[AIM OF THE EXERCISE]:
Look through the lines below and extract any with the word "által".

------

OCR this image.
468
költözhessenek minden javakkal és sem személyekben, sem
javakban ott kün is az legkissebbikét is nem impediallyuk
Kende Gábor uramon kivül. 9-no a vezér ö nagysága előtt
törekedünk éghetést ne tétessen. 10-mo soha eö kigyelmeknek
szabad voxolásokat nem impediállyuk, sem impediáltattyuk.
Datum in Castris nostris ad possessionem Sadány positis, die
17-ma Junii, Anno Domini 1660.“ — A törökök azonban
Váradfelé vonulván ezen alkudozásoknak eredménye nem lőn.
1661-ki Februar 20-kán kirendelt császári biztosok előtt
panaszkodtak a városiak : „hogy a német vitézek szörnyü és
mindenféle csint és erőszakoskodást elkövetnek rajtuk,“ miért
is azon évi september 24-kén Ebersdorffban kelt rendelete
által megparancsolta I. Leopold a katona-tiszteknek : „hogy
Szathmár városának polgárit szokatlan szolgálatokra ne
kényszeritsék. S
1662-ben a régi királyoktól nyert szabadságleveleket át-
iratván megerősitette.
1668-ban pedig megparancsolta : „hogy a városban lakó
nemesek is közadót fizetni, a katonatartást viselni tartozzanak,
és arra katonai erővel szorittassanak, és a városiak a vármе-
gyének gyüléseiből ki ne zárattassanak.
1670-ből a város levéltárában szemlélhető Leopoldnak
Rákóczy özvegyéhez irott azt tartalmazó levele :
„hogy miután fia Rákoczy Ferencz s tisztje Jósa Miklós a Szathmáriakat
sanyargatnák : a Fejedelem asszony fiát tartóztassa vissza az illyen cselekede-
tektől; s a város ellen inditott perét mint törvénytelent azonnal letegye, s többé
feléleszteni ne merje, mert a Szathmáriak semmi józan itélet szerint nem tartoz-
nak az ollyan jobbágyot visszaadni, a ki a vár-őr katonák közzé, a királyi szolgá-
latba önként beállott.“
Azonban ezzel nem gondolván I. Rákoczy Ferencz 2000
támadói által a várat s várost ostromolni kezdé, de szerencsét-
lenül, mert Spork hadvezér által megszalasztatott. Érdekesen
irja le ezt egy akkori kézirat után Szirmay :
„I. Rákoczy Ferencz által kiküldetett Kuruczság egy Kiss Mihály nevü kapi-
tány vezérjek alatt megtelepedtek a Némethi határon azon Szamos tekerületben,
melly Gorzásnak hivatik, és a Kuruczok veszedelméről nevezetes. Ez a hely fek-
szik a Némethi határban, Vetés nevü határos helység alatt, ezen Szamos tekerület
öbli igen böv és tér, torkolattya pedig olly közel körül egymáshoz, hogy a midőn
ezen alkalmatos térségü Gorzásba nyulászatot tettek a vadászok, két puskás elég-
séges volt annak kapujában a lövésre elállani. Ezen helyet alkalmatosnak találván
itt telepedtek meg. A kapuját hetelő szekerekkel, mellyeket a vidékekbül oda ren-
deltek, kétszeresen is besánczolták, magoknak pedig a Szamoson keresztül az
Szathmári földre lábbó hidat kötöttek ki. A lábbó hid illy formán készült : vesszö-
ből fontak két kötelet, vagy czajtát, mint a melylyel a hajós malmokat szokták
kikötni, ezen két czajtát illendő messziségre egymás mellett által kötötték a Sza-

------

[IN RESPONSE]:
által megparancsolta I. Leopold a katona-tiszteknek : „hogy
támadói által a várat s várost ostromolni kezdé, de szerencsét-
lenül, mert Spork hadvezér által megszalasztatott. Érdekesen
„I. Rákoczy Ferencz által kiküldetett Kuruczság egy Kiss Mihály nevü kapi-
kikötni, ezen két czajtát illendő messziségre egymás mellett által kötötték a Sza-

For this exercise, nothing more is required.